====== INPUT MATERIAL ======

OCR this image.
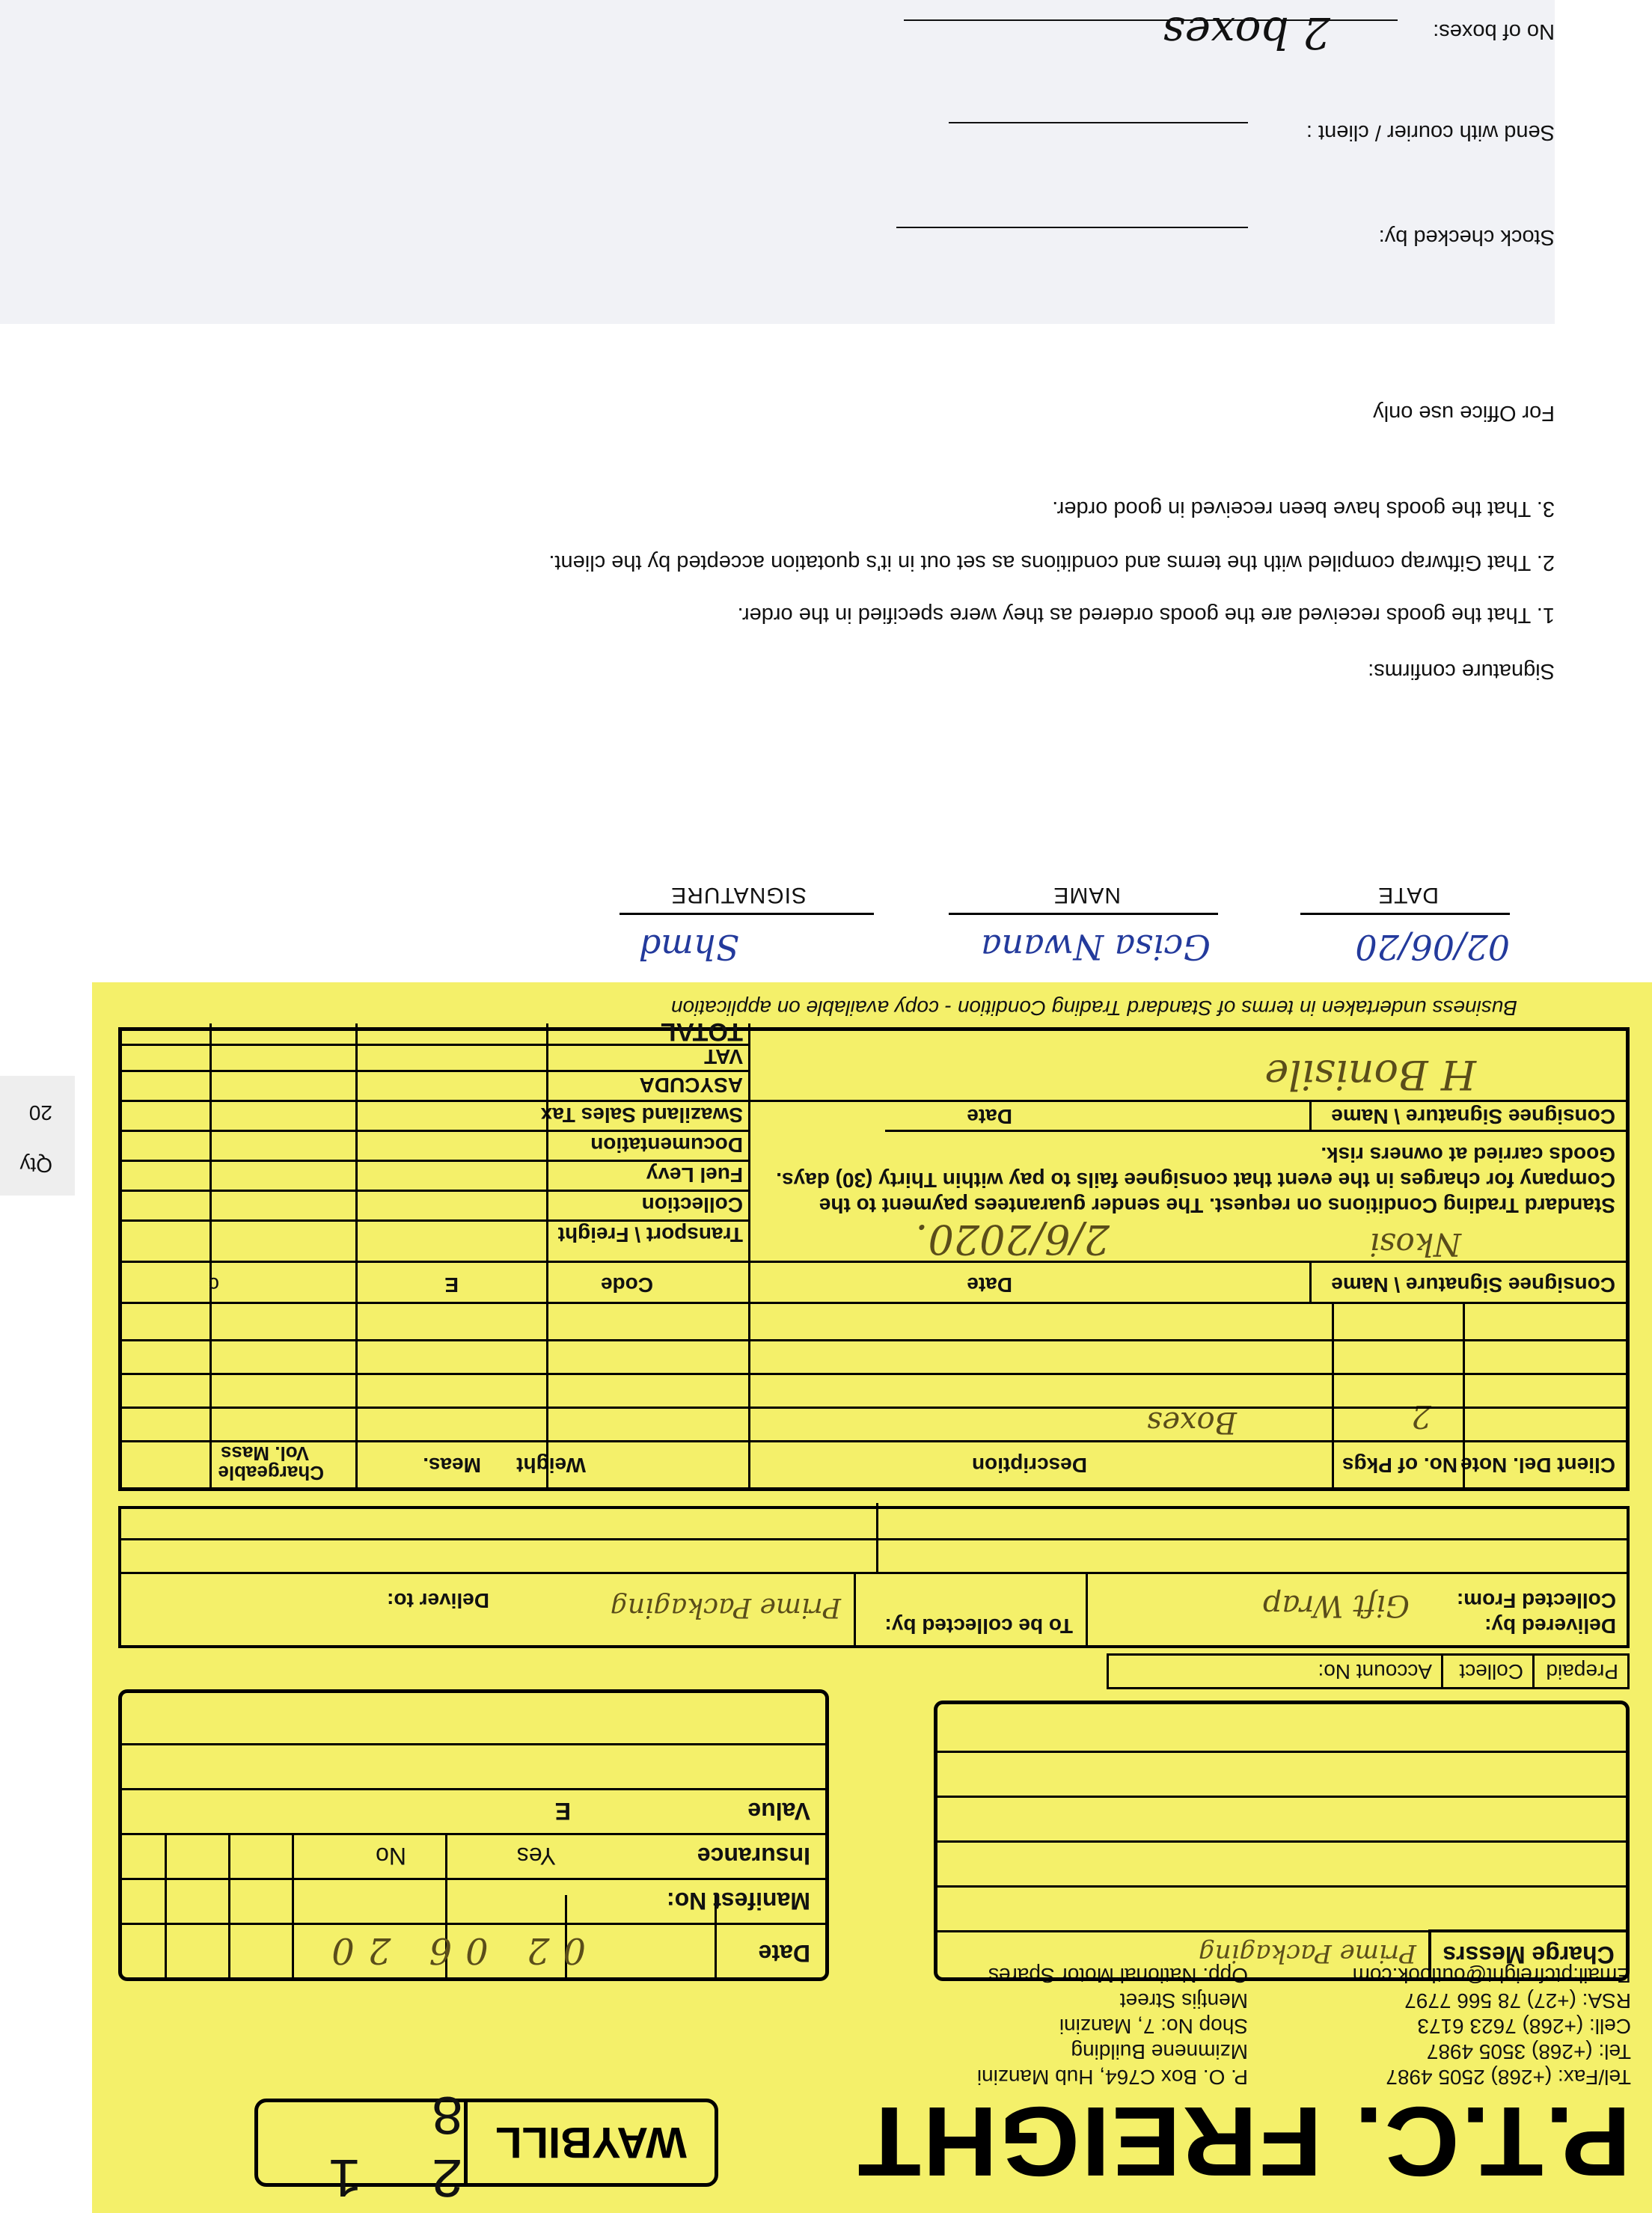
P.T.C. FREIGHT
WAYBILL
2 1 8
Tel/Fax: (+268) 2505 4987
Tel: (+268) 3505 4987
Cell: (+268) 7623 6173
RSA: (+27) 78 566 7797
Email:ptcfreight@outlook.com
P. O. Box C764, Hub Manzini
Mzimnene Building
Shop No: 7, Manzini
Mentjis Street
Opp. National Motor Spares
Charge Messrs
Prime Packaging
Date
02 06 20
Manifest No:
Insurance
Yes
No
Value
E
Prepaid
Collect
Account No:
Delivered by:
Collected From:
Gift Wrap
To be collected by:
Prime Packaging
Deliver to:
Client Del. Note
No. of Pkgs
Description
Weight
Meas.
Chargeable
Vol. Mass
2
Boxes
Consignee Signature \ Name
Date
Code
E
c
Nkosi
2/6/2020.
Transport \ Freight
Collection
Fuel Levy
Documentation
Swaziland Sales Tax
ASYCUDA
VAT
TOTAL
Standard Trading Conditions on request. The sender guarantees payment to the Company for charges in the event that consignee fails to pay within Thirty (30) days. Goods carried at owners risk.
Consignee Signature \ Name
Date
H Bonisile
Business undertaken in terms of Standard Trading Condition - copy available on application
02/06/20
Gcisa Nwana
Shmd
DATE
NAME
SIGNATURE
Signature confirms:
1. That the goods received are the goods ordered as they were specified in the order.
2. That Giftwrap compiled with the terms and conditions as set out in it's quotation accepted by the client.
3. That the goods have been received in good order.
For Office use only
Stock checked by:
Send with courier / client :
No of boxes:
2 boxes
Qty
20
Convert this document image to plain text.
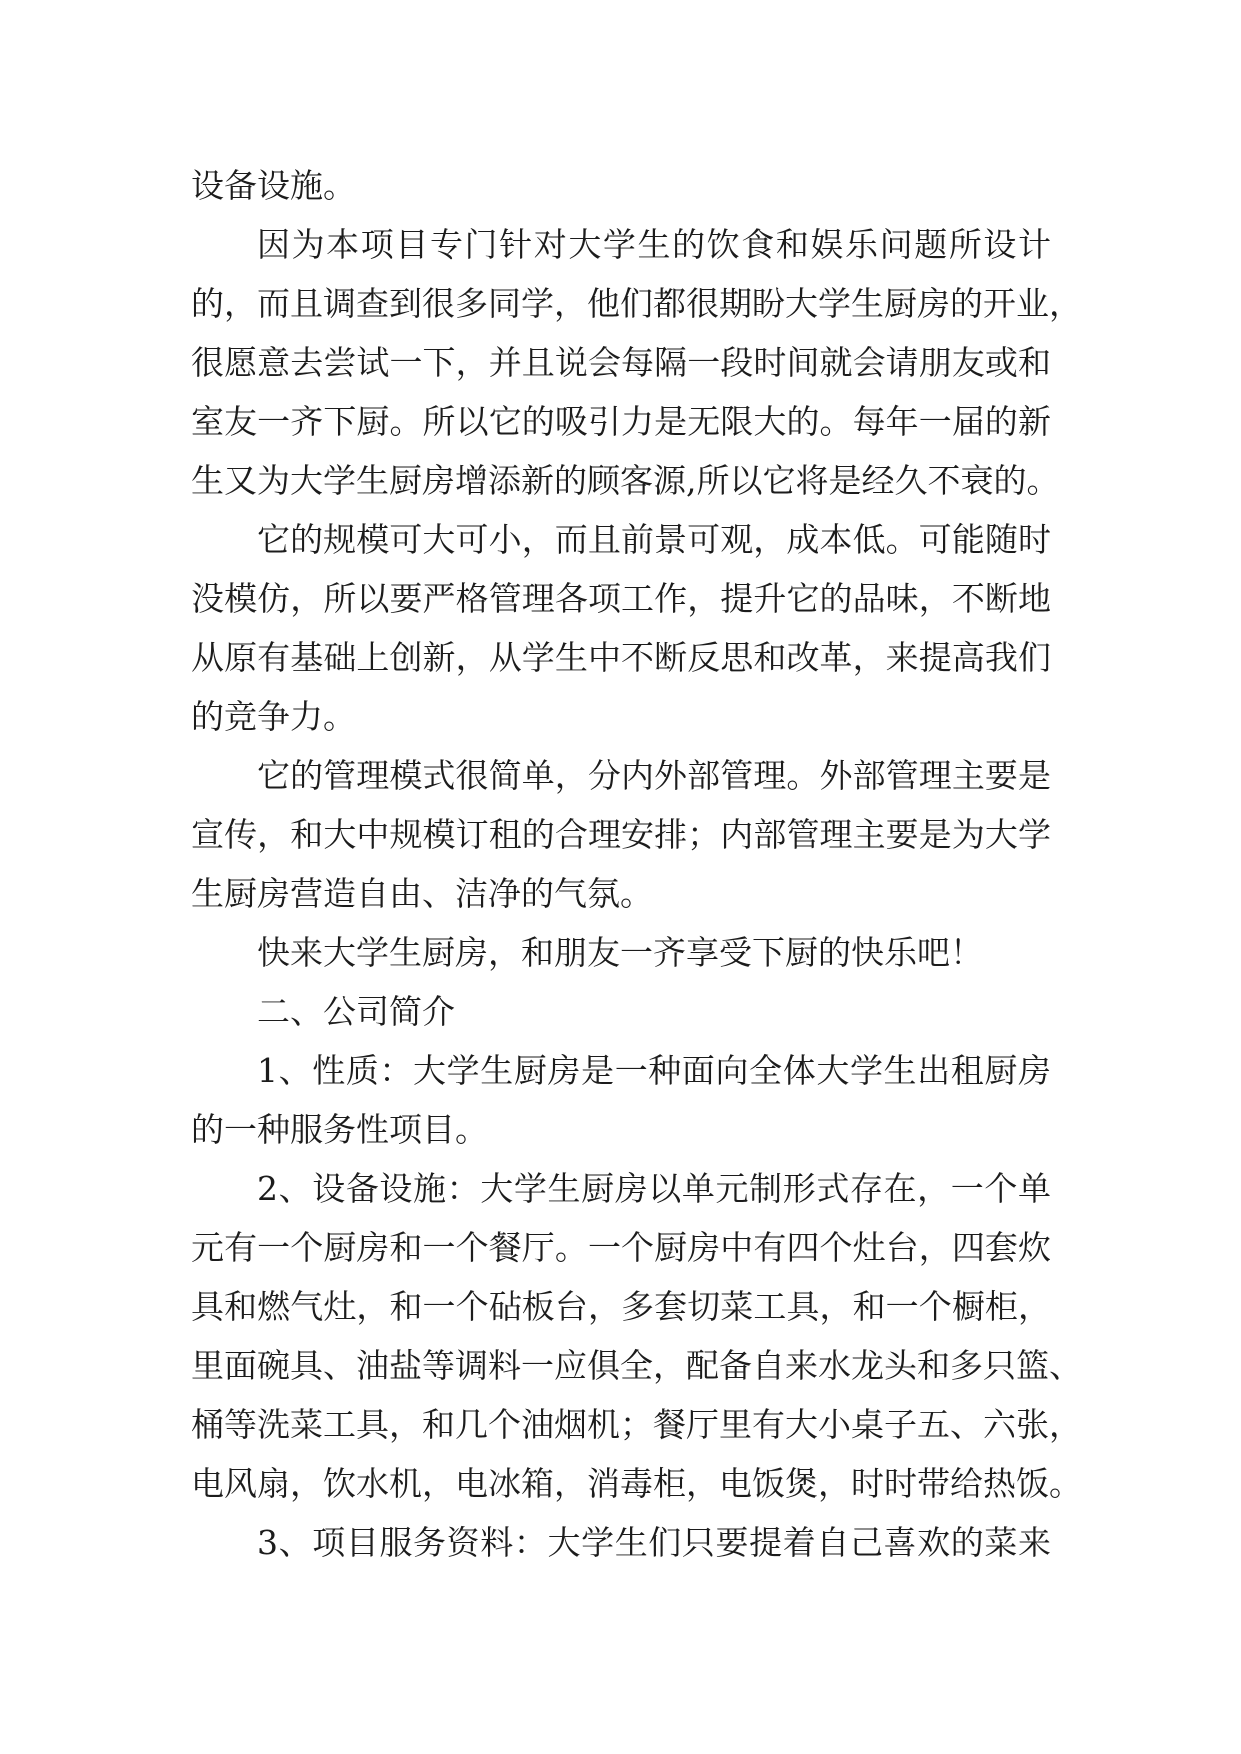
设备设施。
因为本项目专门针对大学生的饮食和娱乐问题所设计
的，而且调查到很多同学，他们都很期盼大学生厨房的开业，
很愿意去尝试一下，并且说会每隔一段时间就会请朋友或和
室友一齐下厨。所以它的吸引力是无限大的。每年一届的新
生又为大学生厨房增添新的顾客源,所以它将是经久不衰的。
它的规模可大可小，而且前景可观，成本低。可能随时
没模仿，所以要严格管理各项工作，提升它的品味，不断地
从原有基础上创新，从学生中不断反思和改革，来提高我们
的竞争力。
它的管理模式很简单，分内外部管理。外部管理主要是
宣传，和大中规模订租的合理安排；内部管理主要是为大学
生厨房营造自由、洁净的气氛。
快来大学生厨房，和朋友一齐享受下厨的快乐吧！
二、公司简介
1、性质：大学生厨房是一种面向全体大学生出租厨房
的一种服务性项目。
2、设备设施：大学生厨房以单元制形式存在，一个单
元有一个厨房和一个餐厅。一个厨房中有四个灶台，四套炊
具和燃气灶，和一个砧板台，多套切菜工具，和一个橱柜，
里面碗具、油盐等调料一应俱全，配备自来水龙头和多只篮、
桶等洗菜工具，和几个油烟机；餐厅里有大小桌子五、六张，
电风扇，饮水机，电冰箱，消毒柜，电饭煲，时时带给热饭。
3、项目服务资料：大学生们只要提着自己喜欢的菜来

======

§ **TASK OBJECTIVE**
Find all lines holding the string "received" and copy them.

§ **THE COMPLETED TASK**
1. That the goods received are the goods ordered as they were specified in the order.
3. That the goods have been received in good order.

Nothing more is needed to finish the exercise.